+++ AVAILABLE DATA
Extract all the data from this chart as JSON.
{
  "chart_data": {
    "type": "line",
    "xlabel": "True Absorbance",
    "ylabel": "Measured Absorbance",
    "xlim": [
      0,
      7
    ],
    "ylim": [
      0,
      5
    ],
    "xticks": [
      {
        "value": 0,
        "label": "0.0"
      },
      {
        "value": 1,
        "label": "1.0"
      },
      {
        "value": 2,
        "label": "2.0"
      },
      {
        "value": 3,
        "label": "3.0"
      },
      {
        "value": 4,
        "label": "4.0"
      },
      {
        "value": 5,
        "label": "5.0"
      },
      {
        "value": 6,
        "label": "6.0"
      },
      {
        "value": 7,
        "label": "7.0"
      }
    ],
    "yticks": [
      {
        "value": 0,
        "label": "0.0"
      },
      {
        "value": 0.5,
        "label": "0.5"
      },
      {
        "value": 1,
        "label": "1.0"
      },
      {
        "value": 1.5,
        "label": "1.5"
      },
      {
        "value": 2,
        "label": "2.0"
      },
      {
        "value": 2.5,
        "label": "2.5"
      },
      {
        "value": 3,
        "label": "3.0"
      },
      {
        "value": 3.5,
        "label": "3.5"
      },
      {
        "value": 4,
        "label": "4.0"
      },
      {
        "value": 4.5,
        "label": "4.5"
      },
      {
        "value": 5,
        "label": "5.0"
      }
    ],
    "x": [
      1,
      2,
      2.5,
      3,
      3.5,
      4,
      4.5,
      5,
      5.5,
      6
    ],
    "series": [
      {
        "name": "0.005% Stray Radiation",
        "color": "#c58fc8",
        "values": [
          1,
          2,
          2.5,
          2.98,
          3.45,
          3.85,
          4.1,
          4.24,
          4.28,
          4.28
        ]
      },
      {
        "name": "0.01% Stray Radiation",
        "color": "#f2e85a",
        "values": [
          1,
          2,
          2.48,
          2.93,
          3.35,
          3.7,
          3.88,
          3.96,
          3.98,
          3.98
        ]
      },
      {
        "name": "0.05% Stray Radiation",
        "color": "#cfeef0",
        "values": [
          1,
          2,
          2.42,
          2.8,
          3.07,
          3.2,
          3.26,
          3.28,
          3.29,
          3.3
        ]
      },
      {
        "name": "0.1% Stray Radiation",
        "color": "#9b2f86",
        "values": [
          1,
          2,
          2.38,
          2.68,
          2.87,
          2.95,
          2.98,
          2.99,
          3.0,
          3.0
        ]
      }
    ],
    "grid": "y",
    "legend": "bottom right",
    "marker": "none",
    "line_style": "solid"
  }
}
++++++
Please repeat the listing above in full and exactly.

Extract all the data from this chart as JSON.
{
  "chart_data": {
    "type": "line",
    "xlabel": "True Absorbance",
    "ylabel": "Measured Absorbance",
    "xlim": [
      0,
      7
    ],
    "ylim": [
      0,
      5
    ],
    "xticks": [
      {
        "value": 0,
        "label": "0.0"
      },
      {
        "value": 1,
        "label": "1.0"
      },
      {
        "value": 2,
        "label": "2.0"
      },
      {
        "value": 3,
        "label": "3.0"
      },
      {
        "value": 4,
        "label": "4.0"
      },
      {
        "value": 5,
        "label": "5.0"
      },
      {
        "value": 6,
        "label": "6.0"
      },
      {
        "value": 7,
        "label": "7.0"
      }
    ],
    "yticks": [
      {
        "value": 0,
        "label": "0.0"
      },
      {
        "value": 0.5,
        "label": "0.5"
      },
      {
        "value": 1,
        "label": "1.0"
      },
      {
        "value": 1.5,
        "label": "1.5"
      },
      {
        "value": 2,
        "label": "2.0"
      },
      {
        "value": 2.5,
        "label": "2.5"
      },
      {
        "value": 3,
        "label": "3.0"
      },
      {
        "value": 3.5,
        "label": "3.5"
      },
      {
        "value": 4,
        "label": "4.0"
      },
      {
        "value": 4.5,
        "label": "4.5"
      },
      {
        "value": 5,
        "label": "5.0"
      }
    ],
    "x": [
      1,
      2,
      2.5,
      3,
      3.5,
      4,
      4.5,
      5,
      5.5,
      6
    ],
    "series": [
      {
        "name": "0.005% Stray Radiation",
        "color": "#c58fc8",
        "values": [
          1,
          2,
          2.5,
          2.98,
          3.45,
          3.85,
          4.1,
          4.24,
          4.28,
          4.28
        ]
      },
      {
        "name": "0.01% Stray Radiation",
        "color": "#f2e85a",
        "values": [
          1,
          2,
          2.48,
          2.93,
          3.35,
          3.7,
          3.88,
          3.96,
          3.98,
          3.98
        ]
      },
      {
        "name": "0.05% Stray Radiation",
        "color": "#cfeef0",
        "values": [
          1,
          2,
          2.42,
          2.8,
          3.07,
          3.2,
          3.26,
          3.28,
          3.29,
          3.3
        ]
      },
      {
        "name": "0.1% Stray Radiation",
        "color": "#9b2f86",
        "values": [
          1,
          2,
          2.38,
          2.68,
          2.87,
          2.95,
          2.98,
          2.99,
          3.0,
          3.0
        ]
      }
    ],
    "grid": "y",
    "legend": "bottom right",
    "marker": "none",
    "line_style": "solid"
  }
}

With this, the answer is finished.